> **Task brief**:
Search the records below for the word "秩序维护". Pull out each line that has it.

> **Input material**:
============================================================
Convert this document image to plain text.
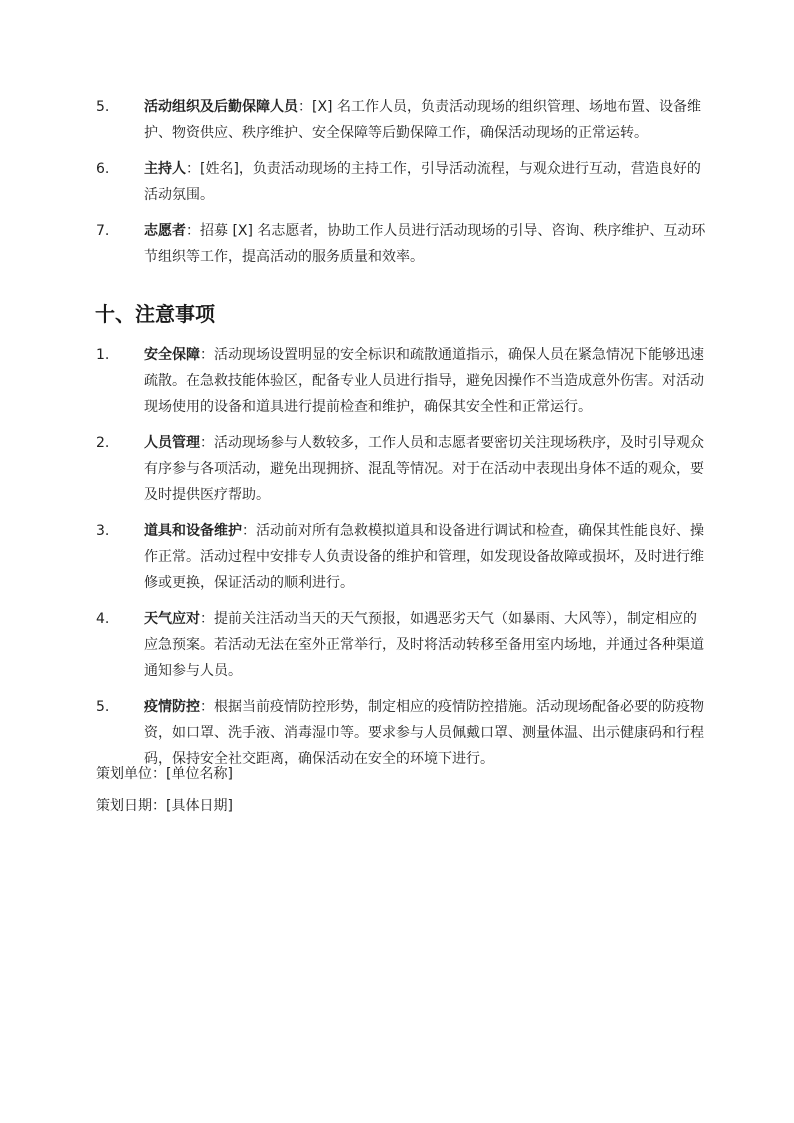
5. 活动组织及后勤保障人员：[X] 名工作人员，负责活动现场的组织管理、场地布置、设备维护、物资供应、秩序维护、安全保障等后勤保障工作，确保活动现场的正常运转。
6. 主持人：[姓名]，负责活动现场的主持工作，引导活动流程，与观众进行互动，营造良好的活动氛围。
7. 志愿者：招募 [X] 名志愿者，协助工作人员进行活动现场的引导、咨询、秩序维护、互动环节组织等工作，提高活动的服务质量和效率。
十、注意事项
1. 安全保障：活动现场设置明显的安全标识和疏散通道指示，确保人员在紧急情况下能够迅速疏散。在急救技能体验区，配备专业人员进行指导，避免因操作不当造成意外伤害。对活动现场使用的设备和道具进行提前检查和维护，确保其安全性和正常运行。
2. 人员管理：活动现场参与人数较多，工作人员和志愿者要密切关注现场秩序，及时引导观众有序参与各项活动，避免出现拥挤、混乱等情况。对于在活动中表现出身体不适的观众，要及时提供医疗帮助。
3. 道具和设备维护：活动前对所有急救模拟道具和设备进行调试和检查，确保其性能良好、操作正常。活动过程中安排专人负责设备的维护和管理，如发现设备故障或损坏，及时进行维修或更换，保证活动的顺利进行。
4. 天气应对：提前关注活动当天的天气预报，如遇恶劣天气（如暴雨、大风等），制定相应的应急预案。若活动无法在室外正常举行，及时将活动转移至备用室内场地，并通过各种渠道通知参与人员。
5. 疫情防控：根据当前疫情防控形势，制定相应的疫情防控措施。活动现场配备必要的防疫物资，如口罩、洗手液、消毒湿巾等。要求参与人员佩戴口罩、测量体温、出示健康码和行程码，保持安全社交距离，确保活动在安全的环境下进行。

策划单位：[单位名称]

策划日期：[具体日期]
============================================================
> **Response below**:
5. 活动组织及后勤保障人员：[X] 名工作人员，负责活动现场的组织管理、场地布置、设备维护、物资供应、秩序维护、安全保障等后勤保障工作，确保活动现场的正常运转。
7. 志愿者：招募 [X] 名志愿者，协助工作人员进行活动现场的引导、咨询、秩序维护、互动环节组织等工作，提高活动的服务质量和效率。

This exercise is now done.